**Listed records:**

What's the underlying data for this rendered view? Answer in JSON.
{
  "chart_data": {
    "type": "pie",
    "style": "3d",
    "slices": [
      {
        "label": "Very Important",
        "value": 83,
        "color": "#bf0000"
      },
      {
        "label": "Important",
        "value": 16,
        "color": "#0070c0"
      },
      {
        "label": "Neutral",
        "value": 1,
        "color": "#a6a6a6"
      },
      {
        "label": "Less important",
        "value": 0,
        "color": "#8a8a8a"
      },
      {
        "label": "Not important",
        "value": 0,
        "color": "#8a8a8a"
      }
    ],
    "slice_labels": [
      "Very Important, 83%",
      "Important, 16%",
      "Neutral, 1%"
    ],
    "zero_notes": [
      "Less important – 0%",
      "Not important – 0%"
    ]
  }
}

--

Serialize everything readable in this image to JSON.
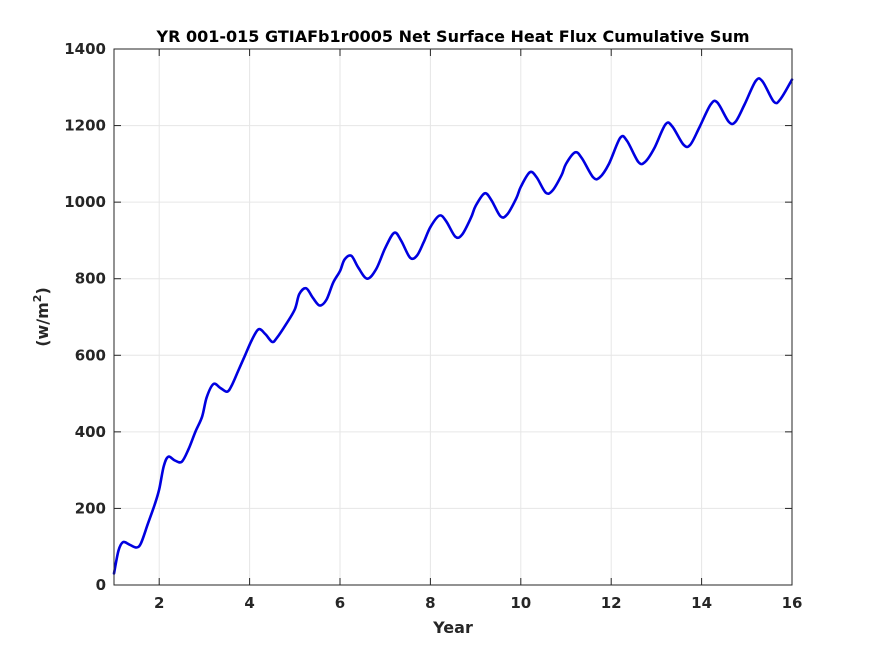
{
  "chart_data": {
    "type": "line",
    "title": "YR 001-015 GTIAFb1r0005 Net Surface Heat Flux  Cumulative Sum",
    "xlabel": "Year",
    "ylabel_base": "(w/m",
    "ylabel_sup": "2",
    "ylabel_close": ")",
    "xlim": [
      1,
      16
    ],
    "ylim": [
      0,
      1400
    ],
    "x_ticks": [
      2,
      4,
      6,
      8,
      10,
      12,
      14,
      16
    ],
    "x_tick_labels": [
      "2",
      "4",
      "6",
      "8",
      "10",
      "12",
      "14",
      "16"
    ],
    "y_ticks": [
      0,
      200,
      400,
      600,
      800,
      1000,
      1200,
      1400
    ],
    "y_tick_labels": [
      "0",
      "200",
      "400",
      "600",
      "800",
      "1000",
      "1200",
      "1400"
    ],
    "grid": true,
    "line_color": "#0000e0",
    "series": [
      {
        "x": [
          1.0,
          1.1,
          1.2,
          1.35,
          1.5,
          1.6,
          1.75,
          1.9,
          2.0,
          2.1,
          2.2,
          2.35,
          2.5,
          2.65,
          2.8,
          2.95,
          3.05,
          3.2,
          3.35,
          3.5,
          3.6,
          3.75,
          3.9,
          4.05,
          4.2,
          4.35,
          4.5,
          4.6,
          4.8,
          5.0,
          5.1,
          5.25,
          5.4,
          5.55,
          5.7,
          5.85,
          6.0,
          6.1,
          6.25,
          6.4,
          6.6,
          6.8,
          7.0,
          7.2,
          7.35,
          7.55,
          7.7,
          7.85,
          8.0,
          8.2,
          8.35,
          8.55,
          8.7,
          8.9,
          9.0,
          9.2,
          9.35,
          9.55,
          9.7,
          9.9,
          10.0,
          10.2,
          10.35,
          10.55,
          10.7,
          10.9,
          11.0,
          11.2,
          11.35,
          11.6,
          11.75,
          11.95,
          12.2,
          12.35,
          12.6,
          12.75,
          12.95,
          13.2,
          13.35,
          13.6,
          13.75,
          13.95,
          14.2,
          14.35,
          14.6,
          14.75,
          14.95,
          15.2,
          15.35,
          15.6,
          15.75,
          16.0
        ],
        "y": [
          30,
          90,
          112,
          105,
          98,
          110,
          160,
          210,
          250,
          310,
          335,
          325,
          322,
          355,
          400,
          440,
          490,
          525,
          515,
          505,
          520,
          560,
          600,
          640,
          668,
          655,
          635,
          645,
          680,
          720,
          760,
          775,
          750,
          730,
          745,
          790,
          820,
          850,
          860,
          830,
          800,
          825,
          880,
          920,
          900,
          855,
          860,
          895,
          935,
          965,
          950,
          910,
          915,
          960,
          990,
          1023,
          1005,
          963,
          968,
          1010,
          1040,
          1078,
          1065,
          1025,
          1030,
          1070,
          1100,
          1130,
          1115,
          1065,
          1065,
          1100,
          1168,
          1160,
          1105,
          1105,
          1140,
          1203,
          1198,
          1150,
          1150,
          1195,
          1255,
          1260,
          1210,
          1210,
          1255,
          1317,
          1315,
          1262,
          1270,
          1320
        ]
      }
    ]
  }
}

...

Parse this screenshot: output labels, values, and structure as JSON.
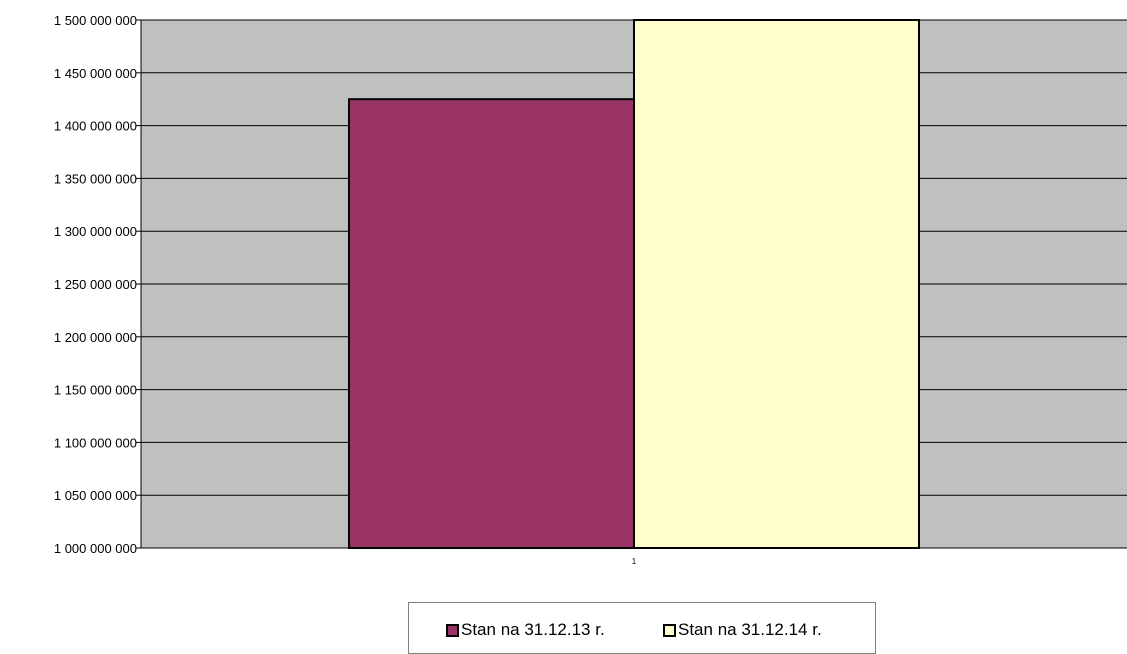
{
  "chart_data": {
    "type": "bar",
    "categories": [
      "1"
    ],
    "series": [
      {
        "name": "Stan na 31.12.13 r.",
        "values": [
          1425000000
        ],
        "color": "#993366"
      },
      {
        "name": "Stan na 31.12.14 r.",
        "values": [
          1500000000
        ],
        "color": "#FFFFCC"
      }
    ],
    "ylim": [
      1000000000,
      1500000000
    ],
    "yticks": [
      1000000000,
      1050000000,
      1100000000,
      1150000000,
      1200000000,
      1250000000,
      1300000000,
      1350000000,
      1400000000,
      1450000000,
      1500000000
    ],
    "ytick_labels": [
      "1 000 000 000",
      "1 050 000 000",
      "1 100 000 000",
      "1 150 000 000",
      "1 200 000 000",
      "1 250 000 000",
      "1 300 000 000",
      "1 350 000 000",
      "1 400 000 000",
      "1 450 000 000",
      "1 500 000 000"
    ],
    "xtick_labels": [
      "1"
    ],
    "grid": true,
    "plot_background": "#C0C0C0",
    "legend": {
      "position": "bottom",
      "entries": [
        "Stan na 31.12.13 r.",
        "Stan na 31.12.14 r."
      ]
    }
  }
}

**Short problem:** Only a number is wanted: how many lines of the material above hold "name"?

**The answer:** 2